TASK STATEMENT -> What is needed here is an exact copy of every entry.
— START —
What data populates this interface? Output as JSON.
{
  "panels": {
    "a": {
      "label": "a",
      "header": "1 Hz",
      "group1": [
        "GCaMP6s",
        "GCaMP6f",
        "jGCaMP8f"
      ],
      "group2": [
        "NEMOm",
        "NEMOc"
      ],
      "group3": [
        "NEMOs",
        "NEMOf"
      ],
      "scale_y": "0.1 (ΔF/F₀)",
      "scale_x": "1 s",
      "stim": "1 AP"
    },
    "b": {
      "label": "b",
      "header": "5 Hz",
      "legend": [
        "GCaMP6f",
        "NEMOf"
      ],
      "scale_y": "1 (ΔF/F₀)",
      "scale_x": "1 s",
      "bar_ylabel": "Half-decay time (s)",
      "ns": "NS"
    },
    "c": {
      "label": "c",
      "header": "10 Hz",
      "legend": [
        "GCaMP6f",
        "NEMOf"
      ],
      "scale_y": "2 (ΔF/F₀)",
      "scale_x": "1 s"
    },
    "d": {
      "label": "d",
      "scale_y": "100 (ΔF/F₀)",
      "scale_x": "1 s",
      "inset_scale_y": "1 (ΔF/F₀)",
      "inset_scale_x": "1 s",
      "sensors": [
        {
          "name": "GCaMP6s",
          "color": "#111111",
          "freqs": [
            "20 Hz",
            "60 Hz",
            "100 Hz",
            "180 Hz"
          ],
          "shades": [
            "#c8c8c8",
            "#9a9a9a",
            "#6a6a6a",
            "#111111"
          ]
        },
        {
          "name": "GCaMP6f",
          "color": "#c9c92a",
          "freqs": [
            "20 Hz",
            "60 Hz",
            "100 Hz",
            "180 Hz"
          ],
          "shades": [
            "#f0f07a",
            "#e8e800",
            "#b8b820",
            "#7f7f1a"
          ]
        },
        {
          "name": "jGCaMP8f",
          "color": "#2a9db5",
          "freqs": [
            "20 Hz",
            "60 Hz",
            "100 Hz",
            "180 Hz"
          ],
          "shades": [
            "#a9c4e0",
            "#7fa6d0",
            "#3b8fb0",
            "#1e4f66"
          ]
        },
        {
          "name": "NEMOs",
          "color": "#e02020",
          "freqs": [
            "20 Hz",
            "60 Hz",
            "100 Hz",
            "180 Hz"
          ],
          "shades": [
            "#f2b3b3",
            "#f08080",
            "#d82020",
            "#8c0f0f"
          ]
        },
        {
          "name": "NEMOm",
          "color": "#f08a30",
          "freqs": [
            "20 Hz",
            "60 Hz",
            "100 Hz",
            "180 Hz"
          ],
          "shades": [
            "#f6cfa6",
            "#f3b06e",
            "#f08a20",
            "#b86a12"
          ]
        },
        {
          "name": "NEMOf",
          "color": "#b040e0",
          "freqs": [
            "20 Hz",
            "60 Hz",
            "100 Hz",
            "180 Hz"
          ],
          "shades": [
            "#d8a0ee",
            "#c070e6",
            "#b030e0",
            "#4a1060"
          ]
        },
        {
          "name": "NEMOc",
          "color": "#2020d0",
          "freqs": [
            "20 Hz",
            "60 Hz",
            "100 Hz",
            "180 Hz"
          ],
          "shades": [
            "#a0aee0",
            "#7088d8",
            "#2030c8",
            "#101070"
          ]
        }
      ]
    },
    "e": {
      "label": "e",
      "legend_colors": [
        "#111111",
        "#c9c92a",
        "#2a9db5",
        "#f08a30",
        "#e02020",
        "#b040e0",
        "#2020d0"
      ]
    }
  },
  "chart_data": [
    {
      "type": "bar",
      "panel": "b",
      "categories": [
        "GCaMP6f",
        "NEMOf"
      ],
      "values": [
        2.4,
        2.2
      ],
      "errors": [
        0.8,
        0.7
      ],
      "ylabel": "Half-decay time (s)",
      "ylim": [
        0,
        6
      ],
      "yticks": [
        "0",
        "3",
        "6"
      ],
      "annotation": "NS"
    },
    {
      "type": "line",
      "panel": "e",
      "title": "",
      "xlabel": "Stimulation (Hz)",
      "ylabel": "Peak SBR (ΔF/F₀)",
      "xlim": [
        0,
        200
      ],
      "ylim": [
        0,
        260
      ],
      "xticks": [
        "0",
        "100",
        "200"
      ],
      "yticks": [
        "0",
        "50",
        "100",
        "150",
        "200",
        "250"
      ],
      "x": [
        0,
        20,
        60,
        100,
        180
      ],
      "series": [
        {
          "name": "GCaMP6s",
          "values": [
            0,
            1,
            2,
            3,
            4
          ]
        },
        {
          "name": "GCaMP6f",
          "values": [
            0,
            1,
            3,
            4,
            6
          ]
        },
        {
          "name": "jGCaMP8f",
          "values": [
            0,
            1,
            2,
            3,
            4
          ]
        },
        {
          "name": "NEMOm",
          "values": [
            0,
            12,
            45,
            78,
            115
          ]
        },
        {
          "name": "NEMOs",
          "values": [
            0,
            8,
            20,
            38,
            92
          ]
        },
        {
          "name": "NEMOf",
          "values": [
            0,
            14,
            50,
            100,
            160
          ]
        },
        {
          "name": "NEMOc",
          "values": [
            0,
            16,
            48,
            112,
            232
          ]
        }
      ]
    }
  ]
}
— END —
WRITTEN RESPONSE ->
What data populates this interface? Output as JSON.
{
  "panels": {
    "a": {
      "label": "a",
      "header": "1 Hz",
      "group1": [
        "GCaMP6s",
        "GCaMP6f",
        "jGCaMP8f"
      ],
      "group2": [
        "NEMOm",
        "NEMOc"
      ],
      "group3": [
        "NEMOs",
        "NEMOf"
      ],
      "scale_y": "0.1 (ΔF/F₀)",
      "scale_x": "1 s",
      "stim": "1 AP"
    },
    "b": {
      "label": "b",
      "header": "5 Hz",
      "legend": [
        "GCaMP6f",
        "NEMOf"
      ],
      "scale_y": "1 (ΔF/F₀)",
      "scale_x": "1 s",
      "bar_ylabel": "Half-decay time (s)",
      "ns": "NS"
    },
    "c": {
      "label": "c",
      "header": "10 Hz",
      "legend": [
        "GCaMP6f",
        "NEMOf"
      ],
      "scale_y": "2 (ΔF/F₀)",
      "scale_x": "1 s"
    },
    "d": {
      "label": "d",
      "scale_y": "100 (ΔF/F₀)",
      "scale_x": "1 s",
      "inset_scale_y": "1 (ΔF/F₀)",
      "inset_scale_x": "1 s",
      "sensors": [
        {
          "name": "GCaMP6s",
          "color": "#111111",
          "freqs": [
            "20 Hz",
            "60 Hz",
            "100 Hz",
            "180 Hz"
          ],
          "shades": [
            "#c8c8c8",
            "#9a9a9a",
            "#6a6a6a",
            "#111111"
          ]
        },
        {
          "name": "GCaMP6f",
          "color": "#c9c92a",
          "freqs": [
            "20 Hz",
            "60 Hz",
            "100 Hz",
            "180 Hz"
          ],
          "shades": [
            "#f0f07a",
            "#e8e800",
            "#b8b820",
            "#7f7f1a"
          ]
        },
        {
          "name": "jGCaMP8f",
          "color": "#2a9db5",
          "freqs": [
            "20 Hz",
            "60 Hz",
            "100 Hz",
            "180 Hz"
          ],
          "shades": [
            "#a9c4e0",
            "#7fa6d0",
            "#3b8fb0",
            "#1e4f66"
          ]
        },
        {
          "name": "NEMOs",
          "color": "#e02020",
          "freqs": [
            "20 Hz",
            "60 Hz",
            "100 Hz",
            "180 Hz"
          ],
          "shades": [
            "#f2b3b3",
            "#f08080",
            "#d82020",
            "#8c0f0f"
          ]
        },
        {
          "name": "NEMOm",
          "color": "#f08a30",
          "freqs": [
            "20 Hz",
            "60 Hz",
            "100 Hz",
            "180 Hz"
          ],
          "shades": [
            "#f6cfa6",
            "#f3b06e",
            "#f08a20",
            "#b86a12"
          ]
        },
        {
          "name": "NEMOf",
          "color": "#b040e0",
          "freqs": [
            "20 Hz",
            "60 Hz",
            "100 Hz",
            "180 Hz"
          ],
          "shades": [
            "#d8a0ee",
            "#c070e6",
            "#b030e0",
            "#4a1060"
          ]
        },
        {
          "name": "NEMOc",
          "color": "#2020d0",
          "freqs": [
            "20 Hz",
            "60 Hz",
            "100 Hz",
            "180 Hz"
          ],
          "shades": [
            "#a0aee0",
            "#7088d8",
            "#2030c8",
            "#101070"
          ]
        }
      ]
    },
    "e": {
      "label": "e",
      "legend_colors": [
        "#111111",
        "#c9c92a",
        "#2a9db5",
        "#f08a30",
        "#e02020",
        "#b040e0",
        "#2020d0"
      ]
    }
  },
  "chart_data": [
    {
      "type": "bar",
      "panel": "b",
      "categories": [
        "GCaMP6f",
        "NEMOf"
      ],
      "values": [
        2.4,
        2.2
      ],
      "errors": [
        0.8,
        0.7
      ],
      "ylabel": "Half-decay time (s)",
      "ylim": [
        0,
        6
      ],
      "yticks": [
        "0",
        "3",
        "6"
      ],
      "annotation": "NS"
    },
    {
      "type": "line",
      "panel": "e",
      "title": "",
      "xlabel": "Stimulation (Hz)",
      "ylabel": "Peak SBR (ΔF/F₀)",
      "xlim": [
        0,
        200
      ],
      "ylim": [
        0,
        260
      ],
      "xticks": [
        "0",
        "100",
        "200"
      ],
      "yticks": [
        "0",
        "50",
        "100",
        "150",
        "200",
        "250"
      ],
      "x": [
        0,
        20,
        60,
        100,
        180
      ],
      "series": [
        {
          "name": "GCaMP6s",
          "values": [
            0,
            1,
            2,
            3,
            4
          ]
        },
        {
          "name": "GCaMP6f",
          "values": [
            0,
            1,
            3,
            4,
            6
          ]
        },
        {
          "name": "jGCaMP8f",
          "values": [
            0,
            1,
            2,
            3,
            4
          ]
        },
        {
          "name": "NEMOm",
          "values": [
            0,
            12,
            45,
            78,
            115
          ]
        },
        {
          "name": "NEMOs",
          "values": [
            0,
            8,
            20,
            38,
            92
          ]
        },
        {
          "name": "NEMOf",
          "values": [
            0,
            14,
            50,
            100,
            160
          ]
        },
        {
          "name": "NEMOc",
          "values": [
            0,
            16,
            48,
            112,
            232
          ]
        }
      ]
    }
  ]
}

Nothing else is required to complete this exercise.